- [Problem to work on]:
Gather up the lines that contain "source".

────────

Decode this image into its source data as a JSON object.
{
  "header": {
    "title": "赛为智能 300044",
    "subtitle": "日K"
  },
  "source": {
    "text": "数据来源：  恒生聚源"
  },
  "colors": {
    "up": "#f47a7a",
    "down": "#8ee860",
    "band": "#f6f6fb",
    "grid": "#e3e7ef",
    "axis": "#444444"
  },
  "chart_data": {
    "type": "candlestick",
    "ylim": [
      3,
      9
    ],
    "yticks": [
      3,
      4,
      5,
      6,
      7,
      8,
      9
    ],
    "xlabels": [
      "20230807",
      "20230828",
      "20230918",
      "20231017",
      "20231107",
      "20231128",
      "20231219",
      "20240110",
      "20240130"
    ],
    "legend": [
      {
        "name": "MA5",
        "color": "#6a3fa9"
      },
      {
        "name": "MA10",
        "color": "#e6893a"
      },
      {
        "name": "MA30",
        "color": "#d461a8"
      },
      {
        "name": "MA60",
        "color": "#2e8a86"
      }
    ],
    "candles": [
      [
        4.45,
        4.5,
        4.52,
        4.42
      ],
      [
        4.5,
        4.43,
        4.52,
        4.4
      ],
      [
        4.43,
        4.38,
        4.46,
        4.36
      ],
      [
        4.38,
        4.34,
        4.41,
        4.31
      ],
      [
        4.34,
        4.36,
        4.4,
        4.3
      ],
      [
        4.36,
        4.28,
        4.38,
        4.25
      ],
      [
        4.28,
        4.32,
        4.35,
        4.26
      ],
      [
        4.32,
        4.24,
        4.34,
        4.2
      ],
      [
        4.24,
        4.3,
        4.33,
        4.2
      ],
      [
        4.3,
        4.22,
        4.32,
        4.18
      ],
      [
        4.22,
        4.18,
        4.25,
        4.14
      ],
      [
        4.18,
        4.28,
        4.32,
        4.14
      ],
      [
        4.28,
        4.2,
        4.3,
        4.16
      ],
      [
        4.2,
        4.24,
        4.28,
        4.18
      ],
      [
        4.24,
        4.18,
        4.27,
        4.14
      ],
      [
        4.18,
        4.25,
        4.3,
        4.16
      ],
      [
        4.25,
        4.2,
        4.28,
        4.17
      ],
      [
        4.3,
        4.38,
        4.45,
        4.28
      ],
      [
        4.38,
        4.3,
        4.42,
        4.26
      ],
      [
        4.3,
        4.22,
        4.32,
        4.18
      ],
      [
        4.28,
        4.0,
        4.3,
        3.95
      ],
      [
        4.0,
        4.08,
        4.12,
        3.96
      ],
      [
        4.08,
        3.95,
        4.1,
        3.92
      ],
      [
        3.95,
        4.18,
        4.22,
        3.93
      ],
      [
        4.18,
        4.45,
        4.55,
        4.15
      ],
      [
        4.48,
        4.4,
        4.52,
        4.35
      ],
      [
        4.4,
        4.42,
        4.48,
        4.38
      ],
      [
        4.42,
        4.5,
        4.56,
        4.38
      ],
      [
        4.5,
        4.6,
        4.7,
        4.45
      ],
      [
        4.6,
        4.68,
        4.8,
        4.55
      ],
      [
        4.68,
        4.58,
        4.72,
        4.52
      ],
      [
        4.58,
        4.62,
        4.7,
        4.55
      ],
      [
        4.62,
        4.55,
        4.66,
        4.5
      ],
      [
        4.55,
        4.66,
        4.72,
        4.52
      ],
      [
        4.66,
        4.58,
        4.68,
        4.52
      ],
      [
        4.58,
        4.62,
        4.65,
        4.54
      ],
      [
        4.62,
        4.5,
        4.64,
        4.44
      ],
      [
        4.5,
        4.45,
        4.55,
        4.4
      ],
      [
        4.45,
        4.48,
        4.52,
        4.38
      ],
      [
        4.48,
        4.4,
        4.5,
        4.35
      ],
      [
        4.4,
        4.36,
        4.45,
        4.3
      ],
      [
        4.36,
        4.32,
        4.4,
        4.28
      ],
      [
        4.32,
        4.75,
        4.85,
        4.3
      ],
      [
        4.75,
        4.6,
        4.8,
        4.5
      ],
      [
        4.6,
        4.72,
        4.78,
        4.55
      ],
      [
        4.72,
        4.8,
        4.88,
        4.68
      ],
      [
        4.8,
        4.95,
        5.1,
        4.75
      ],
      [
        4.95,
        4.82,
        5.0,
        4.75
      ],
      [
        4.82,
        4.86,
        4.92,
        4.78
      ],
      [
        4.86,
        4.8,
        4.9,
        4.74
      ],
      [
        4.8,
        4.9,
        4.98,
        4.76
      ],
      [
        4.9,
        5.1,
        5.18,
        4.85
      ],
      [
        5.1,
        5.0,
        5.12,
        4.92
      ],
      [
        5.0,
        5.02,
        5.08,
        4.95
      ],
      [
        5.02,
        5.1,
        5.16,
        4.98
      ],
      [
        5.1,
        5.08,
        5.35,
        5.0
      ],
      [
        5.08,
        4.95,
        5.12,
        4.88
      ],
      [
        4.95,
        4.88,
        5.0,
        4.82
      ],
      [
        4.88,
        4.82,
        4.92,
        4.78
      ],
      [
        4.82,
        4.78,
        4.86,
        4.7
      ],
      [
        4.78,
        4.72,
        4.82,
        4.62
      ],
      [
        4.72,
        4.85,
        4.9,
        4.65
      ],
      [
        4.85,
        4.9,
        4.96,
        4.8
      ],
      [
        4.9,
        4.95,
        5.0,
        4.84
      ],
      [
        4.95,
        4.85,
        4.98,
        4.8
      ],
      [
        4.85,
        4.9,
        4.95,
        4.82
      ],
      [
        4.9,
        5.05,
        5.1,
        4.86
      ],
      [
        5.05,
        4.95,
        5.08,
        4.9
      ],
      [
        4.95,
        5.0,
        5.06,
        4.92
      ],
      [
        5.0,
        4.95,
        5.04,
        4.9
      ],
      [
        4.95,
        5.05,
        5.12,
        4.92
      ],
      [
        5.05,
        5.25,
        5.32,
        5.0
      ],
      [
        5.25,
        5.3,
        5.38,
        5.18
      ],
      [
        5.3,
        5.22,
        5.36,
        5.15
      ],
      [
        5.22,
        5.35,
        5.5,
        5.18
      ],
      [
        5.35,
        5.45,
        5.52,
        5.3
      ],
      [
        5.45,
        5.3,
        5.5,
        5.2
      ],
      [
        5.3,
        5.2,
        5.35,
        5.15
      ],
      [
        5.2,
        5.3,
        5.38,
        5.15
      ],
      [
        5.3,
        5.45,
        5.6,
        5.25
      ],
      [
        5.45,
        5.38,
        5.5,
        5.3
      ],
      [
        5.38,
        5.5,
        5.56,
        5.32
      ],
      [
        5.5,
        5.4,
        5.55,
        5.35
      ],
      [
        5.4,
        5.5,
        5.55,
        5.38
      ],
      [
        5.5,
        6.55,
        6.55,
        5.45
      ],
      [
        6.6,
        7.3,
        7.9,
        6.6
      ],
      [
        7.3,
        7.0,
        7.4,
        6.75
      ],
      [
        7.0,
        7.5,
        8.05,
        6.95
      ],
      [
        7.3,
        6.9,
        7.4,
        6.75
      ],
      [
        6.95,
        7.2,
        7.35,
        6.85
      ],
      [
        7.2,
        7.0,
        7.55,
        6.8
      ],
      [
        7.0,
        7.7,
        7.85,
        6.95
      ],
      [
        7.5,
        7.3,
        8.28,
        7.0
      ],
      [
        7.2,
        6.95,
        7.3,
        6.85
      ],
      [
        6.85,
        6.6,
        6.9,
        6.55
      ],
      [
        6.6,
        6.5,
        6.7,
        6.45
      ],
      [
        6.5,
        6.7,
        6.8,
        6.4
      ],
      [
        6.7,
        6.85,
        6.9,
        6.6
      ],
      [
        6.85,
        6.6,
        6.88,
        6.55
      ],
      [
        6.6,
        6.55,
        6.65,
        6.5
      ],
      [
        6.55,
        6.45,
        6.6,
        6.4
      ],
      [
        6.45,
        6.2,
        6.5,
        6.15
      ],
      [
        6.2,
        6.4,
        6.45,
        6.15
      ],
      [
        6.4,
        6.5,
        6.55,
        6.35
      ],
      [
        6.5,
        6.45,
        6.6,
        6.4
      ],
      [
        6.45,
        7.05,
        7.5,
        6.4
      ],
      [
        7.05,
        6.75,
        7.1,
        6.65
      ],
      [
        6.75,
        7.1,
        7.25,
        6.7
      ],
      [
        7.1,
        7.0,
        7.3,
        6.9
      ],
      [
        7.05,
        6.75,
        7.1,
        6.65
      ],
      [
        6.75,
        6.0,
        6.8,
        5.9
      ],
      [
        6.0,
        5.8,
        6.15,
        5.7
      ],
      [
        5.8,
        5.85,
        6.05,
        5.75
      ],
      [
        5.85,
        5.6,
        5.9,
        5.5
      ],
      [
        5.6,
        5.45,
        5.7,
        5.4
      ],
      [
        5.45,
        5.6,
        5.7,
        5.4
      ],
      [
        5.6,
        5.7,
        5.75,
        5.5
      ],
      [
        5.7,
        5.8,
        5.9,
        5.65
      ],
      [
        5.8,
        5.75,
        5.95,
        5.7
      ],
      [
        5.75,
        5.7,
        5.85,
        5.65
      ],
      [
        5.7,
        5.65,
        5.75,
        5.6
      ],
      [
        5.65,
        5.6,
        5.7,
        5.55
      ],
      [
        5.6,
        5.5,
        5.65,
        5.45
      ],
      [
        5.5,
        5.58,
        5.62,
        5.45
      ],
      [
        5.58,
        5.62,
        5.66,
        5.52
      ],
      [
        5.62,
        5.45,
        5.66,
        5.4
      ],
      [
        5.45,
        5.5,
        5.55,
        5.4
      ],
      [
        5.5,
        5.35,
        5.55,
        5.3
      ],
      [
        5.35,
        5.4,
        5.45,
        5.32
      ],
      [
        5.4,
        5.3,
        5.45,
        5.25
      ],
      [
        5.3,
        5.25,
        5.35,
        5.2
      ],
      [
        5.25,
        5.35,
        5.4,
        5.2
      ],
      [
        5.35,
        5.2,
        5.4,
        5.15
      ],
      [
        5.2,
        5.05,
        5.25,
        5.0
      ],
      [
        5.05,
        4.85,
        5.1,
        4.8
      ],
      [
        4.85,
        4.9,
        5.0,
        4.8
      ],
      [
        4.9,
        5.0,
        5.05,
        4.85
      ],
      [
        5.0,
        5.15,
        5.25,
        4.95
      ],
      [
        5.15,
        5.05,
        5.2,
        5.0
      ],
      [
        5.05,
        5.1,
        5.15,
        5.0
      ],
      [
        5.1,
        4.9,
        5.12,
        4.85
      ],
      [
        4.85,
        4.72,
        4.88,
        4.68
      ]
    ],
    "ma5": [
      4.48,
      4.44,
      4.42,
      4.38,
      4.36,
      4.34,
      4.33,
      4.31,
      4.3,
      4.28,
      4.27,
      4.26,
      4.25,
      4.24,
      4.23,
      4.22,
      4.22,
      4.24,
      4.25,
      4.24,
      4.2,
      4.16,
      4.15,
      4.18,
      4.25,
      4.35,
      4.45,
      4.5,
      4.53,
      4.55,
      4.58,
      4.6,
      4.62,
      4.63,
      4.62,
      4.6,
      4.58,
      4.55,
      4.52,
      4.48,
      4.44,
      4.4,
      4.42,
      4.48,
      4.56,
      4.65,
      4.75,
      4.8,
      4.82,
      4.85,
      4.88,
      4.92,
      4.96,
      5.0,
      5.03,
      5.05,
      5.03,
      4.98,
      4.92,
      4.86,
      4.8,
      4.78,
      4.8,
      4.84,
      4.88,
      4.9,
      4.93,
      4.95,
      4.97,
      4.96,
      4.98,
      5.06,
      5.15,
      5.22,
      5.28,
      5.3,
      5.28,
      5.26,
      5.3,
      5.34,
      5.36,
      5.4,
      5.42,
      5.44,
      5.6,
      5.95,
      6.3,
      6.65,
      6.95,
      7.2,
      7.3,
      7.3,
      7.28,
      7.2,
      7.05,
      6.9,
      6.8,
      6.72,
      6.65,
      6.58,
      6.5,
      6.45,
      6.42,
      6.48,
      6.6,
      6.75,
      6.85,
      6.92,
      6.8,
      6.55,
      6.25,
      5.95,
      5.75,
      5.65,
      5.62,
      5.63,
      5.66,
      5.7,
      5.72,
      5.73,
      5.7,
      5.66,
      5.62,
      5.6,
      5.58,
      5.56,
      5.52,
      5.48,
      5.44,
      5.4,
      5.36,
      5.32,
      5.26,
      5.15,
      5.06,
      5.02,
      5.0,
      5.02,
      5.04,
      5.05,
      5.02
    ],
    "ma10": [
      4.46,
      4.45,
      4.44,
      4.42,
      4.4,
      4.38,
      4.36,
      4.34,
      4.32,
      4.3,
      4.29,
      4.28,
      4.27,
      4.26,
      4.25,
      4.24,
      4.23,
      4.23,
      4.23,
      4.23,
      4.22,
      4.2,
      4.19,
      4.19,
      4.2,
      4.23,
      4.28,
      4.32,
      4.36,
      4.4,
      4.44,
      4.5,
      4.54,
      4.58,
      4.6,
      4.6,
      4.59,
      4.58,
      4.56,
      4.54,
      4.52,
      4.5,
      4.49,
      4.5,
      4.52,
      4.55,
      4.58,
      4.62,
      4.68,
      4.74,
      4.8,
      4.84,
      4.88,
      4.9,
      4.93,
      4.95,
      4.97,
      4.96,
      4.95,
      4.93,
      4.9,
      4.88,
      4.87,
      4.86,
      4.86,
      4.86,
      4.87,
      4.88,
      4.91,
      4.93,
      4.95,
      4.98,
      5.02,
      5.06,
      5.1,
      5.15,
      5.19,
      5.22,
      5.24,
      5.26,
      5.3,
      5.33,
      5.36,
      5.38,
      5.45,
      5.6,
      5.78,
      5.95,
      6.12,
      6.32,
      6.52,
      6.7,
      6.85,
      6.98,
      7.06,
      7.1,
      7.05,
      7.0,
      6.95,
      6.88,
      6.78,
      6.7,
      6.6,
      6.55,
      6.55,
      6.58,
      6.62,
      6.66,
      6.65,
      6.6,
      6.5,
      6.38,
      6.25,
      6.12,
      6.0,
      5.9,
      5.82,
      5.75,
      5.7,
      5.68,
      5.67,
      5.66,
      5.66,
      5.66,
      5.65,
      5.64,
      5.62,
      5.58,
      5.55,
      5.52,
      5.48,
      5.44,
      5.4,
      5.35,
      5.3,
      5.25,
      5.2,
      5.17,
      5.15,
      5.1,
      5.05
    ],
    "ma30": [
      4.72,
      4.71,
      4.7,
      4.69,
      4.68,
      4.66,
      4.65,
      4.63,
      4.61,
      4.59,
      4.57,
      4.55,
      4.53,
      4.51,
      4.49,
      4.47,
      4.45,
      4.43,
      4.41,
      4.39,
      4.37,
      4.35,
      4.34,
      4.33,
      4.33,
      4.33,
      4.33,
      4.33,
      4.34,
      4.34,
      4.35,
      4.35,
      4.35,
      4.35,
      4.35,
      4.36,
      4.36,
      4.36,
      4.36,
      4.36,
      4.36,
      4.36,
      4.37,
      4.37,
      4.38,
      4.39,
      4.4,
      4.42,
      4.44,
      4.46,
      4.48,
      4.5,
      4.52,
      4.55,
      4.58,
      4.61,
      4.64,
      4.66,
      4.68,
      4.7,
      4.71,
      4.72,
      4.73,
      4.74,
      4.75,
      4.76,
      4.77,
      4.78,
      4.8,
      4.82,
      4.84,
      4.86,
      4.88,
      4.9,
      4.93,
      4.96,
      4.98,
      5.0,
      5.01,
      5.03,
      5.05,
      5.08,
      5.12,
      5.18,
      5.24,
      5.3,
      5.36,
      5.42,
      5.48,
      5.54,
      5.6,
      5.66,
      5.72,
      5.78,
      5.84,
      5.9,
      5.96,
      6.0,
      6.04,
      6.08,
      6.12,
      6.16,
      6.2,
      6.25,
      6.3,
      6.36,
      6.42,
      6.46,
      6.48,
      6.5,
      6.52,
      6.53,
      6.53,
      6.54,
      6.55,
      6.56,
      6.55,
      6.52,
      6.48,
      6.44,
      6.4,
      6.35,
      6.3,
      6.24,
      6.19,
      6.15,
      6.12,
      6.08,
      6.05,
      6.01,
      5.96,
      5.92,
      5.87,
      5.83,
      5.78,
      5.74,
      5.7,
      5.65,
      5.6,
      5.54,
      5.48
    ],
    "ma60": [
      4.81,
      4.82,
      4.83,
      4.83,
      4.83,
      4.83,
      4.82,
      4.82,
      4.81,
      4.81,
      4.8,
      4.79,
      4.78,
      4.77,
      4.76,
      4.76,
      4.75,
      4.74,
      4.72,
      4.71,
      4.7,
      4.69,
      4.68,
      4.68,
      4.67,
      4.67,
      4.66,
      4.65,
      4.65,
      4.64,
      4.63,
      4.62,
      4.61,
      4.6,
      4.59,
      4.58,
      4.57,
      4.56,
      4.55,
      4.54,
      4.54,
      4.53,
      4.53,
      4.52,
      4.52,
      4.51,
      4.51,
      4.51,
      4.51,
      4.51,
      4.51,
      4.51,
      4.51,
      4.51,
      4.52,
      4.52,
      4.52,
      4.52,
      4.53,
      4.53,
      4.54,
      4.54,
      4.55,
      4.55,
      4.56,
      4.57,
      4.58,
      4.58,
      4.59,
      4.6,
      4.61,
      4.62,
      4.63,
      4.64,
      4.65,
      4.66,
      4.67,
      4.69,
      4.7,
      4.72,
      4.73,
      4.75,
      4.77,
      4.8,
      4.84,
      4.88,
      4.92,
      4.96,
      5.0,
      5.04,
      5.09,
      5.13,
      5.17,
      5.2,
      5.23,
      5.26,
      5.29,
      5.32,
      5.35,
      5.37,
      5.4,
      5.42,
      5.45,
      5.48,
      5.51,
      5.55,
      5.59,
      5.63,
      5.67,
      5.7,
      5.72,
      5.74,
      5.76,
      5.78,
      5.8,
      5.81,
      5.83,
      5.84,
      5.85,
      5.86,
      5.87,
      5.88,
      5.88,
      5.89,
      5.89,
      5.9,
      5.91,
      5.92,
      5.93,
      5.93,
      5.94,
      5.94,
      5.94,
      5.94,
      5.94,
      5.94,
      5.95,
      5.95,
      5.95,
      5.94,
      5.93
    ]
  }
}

────────

- [Answer to the task]:
Decode this image into its source data as a JSON object.
  "source": {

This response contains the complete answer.